(Structured figure records)
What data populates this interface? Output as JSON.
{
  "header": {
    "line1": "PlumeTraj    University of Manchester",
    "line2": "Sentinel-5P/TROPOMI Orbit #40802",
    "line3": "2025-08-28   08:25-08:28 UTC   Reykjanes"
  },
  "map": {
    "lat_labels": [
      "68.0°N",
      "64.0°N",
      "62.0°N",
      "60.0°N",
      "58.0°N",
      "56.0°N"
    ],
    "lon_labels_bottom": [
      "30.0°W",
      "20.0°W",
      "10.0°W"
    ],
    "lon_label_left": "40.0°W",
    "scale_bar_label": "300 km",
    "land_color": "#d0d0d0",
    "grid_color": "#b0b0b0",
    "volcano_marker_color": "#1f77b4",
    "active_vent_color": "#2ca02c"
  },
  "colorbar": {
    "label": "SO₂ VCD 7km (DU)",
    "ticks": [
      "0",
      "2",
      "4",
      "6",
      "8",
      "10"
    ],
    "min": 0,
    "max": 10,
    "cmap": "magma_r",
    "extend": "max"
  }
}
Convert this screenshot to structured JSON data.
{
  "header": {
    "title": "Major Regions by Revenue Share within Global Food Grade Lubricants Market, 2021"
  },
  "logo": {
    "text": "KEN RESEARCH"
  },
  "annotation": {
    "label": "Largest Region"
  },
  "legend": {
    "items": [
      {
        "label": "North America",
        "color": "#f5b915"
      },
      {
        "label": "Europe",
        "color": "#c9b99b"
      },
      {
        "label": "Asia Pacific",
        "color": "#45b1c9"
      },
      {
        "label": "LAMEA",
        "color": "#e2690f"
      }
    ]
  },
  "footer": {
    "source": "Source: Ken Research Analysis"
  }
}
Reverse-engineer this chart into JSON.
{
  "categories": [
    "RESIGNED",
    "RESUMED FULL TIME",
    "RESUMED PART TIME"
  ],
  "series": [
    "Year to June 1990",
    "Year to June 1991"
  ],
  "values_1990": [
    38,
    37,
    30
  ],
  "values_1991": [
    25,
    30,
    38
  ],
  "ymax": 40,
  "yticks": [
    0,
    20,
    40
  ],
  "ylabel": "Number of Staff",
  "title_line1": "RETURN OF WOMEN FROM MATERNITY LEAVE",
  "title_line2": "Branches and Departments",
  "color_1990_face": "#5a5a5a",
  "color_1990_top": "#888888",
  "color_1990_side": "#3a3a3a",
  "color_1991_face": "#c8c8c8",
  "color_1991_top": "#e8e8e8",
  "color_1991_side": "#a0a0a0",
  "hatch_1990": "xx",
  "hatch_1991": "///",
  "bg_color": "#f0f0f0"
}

**The problem**
Where a line in the entries holds the word "this", copy that line.

**Written response**
What data populates this interface? Output as JSON.
Convert this screenshot to structured JSON data.
Reverse-engineer this chart into JSON.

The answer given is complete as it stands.